Data items
** Start **

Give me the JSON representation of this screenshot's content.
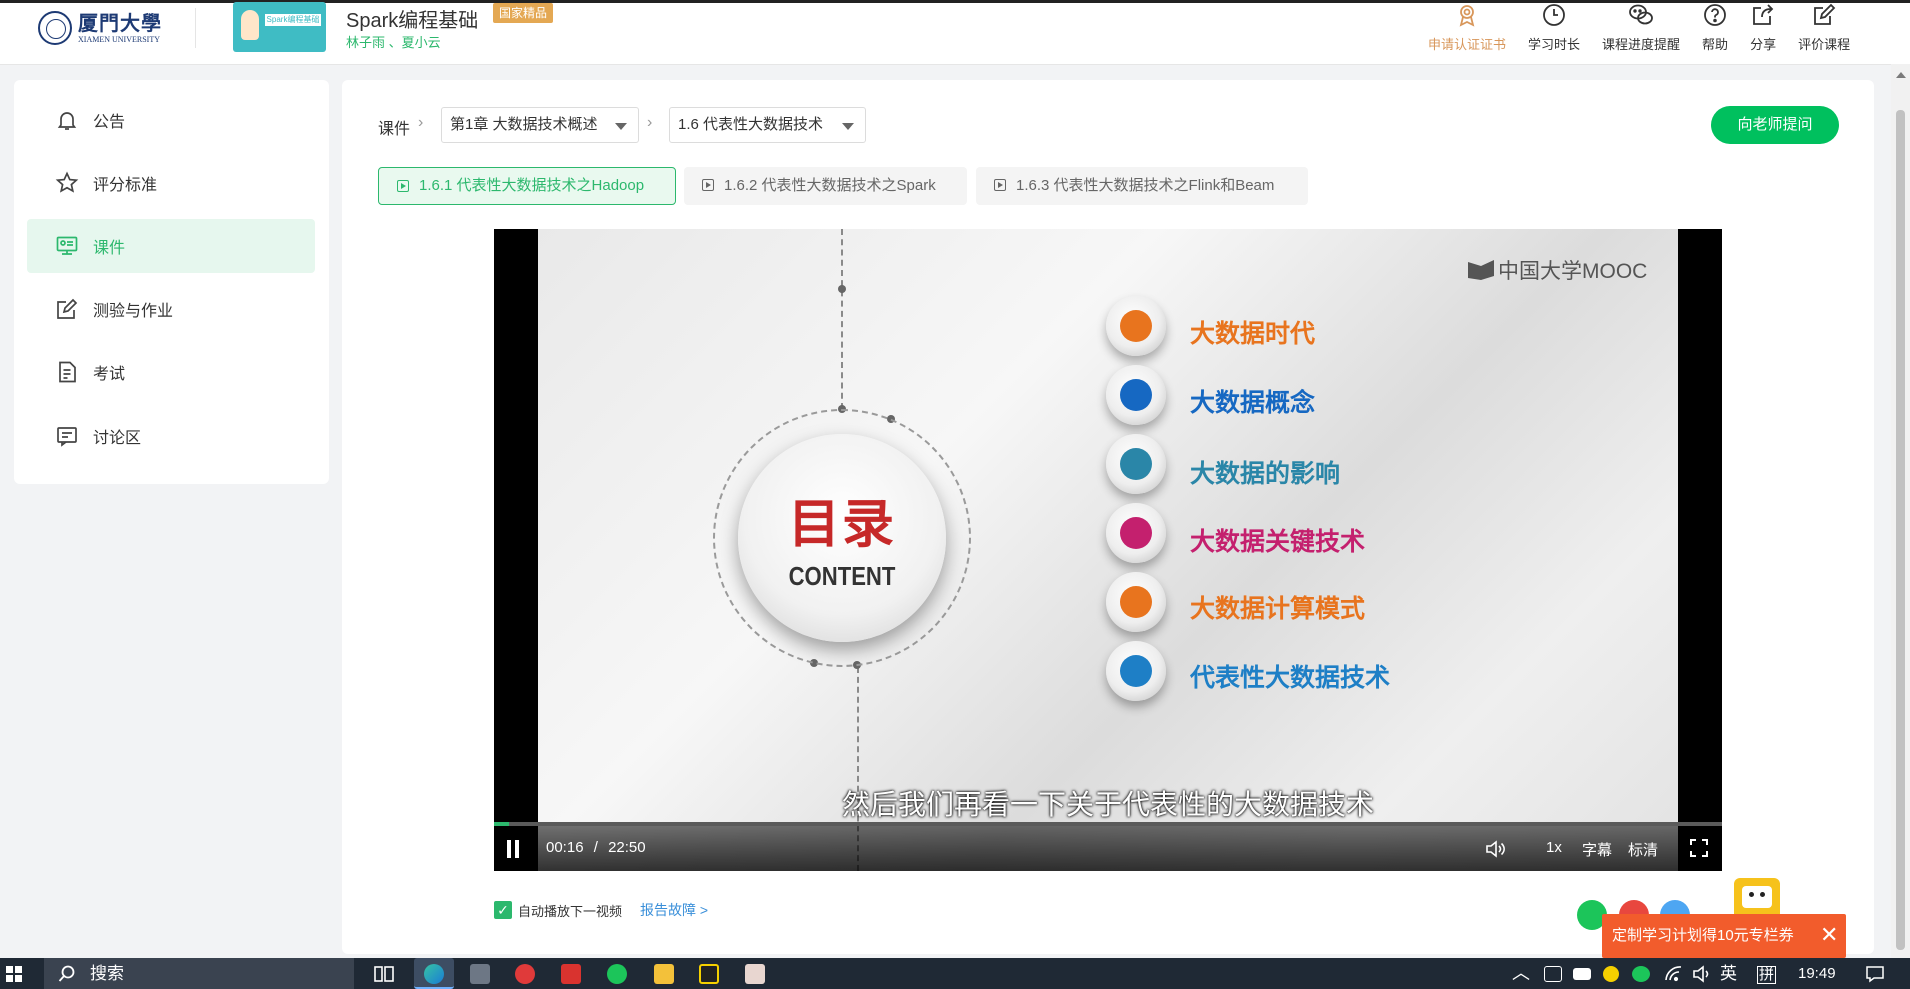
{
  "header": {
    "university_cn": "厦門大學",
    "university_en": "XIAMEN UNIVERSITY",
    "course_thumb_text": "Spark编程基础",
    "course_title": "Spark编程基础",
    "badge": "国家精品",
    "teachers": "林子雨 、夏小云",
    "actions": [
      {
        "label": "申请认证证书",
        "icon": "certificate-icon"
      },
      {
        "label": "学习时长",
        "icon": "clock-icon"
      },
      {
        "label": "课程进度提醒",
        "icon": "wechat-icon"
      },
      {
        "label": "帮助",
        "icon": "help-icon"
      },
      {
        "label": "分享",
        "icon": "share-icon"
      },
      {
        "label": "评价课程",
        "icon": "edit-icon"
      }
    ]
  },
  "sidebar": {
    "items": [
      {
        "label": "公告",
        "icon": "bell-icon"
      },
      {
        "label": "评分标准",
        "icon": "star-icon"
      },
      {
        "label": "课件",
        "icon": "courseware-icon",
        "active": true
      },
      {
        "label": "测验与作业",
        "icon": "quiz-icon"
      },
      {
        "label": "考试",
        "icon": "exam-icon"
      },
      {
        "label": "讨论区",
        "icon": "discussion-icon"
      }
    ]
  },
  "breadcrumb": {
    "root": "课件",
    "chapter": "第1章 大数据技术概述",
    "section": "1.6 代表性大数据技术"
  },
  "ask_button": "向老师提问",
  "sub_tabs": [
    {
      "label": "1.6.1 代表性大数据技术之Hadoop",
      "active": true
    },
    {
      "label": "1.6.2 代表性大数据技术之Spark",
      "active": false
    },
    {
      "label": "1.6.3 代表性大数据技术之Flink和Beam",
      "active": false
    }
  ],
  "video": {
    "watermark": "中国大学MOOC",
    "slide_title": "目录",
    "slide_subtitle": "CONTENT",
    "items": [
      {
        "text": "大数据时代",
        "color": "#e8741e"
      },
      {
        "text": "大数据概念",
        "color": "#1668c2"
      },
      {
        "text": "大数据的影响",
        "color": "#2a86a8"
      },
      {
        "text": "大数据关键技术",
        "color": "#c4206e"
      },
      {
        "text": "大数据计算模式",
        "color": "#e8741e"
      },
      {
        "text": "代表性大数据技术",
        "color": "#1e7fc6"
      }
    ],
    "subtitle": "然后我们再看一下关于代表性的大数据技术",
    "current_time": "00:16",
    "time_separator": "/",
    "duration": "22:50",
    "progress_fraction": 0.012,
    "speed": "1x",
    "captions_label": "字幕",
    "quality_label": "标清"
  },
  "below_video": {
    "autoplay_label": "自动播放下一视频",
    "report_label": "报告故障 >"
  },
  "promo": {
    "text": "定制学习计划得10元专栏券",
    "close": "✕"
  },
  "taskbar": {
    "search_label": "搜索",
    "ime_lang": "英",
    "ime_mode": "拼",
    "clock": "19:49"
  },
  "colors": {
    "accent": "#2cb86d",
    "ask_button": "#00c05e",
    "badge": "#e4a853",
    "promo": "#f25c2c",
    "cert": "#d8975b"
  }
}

** End **

• _What to work on_
Each record above should be copied character for character, with pictures dropped.

• _Worked solution_
Give me the JSON representation of this screenshot's content.
{
  "header": {
    "university_cn": "厦門大學",
    "university_en": "XIAMEN UNIVERSITY",
    "course_thumb_text": "Spark编程基础",
    "course_title": "Spark编程基础",
    "badge": "国家精品",
    "teachers": "林子雨 、夏小云",
    "actions": [
      {
        "label": "申请认证证书",
        "icon": "certificate-icon"
      },
      {
        "label": "学习时长",
        "icon": "clock-icon"
      },
      {
        "label": "课程进度提醒",
        "icon": "wechat-icon"
      },
      {
        "label": "帮助",
        "icon": "help-icon"
      },
      {
        "label": "分享",
        "icon": "share-icon"
      },
      {
        "label": "评价课程",
        "icon": "edit-icon"
      }
    ]
  },
  "sidebar": {
    "items": [
      {
        "label": "公告",
        "icon": "bell-icon"
      },
      {
        "label": "评分标准",
        "icon": "star-icon"
      },
      {
        "label": "课件",
        "icon": "courseware-icon",
        "active": true
      },
      {
        "label": "测验与作业",
        "icon": "quiz-icon"
      },
      {
        "label": "考试",
        "icon": "exam-icon"
      },
      {
        "label": "讨论区",
        "icon": "discussion-icon"
      }
    ]
  },
  "breadcrumb": {
    "root": "课件",
    "chapter": "第1章 大数据技术概述",
    "section": "1.6 代表性大数据技术"
  },
  "ask_button": "向老师提问",
  "sub_tabs": [
    {
      "label": "1.6.1 代表性大数据技术之Hadoop",
      "active": true
    },
    {
      "label": "1.6.2 代表性大数据技术之Spark",
      "active": false
    },
    {
      "label": "1.6.3 代表性大数据技术之Flink和Beam",
      "active": false
    }
  ],
  "video": {
    "watermark": "中国大学MOOC",
    "slide_title": "目录",
    "slide_subtitle": "CONTENT",
    "items": [
      {
        "text": "大数据时代",
        "color": "#e8741e"
      },
      {
        "text": "大数据概念",
        "color": "#1668c2"
      },
      {
        "text": "大数据的影响",
        "color": "#2a86a8"
      },
      {
        "text": "大数据关键技术",
        "color": "#c4206e"
      },
      {
        "text": "大数据计算模式",
        "color": "#e8741e"
      },
      {
        "text": "代表性大数据技术",
        "color": "#1e7fc6"
      }
    ],
    "subtitle": "然后我们再看一下关于代表性的大数据技术",
    "current_time": "00:16",
    "time_separator": "/",
    "duration": "22:50",
    "progress_fraction": 0.012,
    "speed": "1x",
    "captions_label": "字幕",
    "quality_label": "标清"
  },
  "below_video": {
    "autoplay_label": "自动播放下一视频",
    "report_label": "报告故障 >"
  },
  "promo": {
    "text": "定制学习计划得10元专栏券",
    "close": "✕"
  },
  "taskbar": {
    "search_label": "搜索",
    "ime_lang": "英",
    "ime_mode": "拼",
    "clock": "19:49"
  },
  "colors": {
    "accent": "#2cb86d",
    "ask_button": "#00c05e",
    "badge": "#e4a853",
    "promo": "#f25c2c",
    "cert": "#d8975b"
  }
}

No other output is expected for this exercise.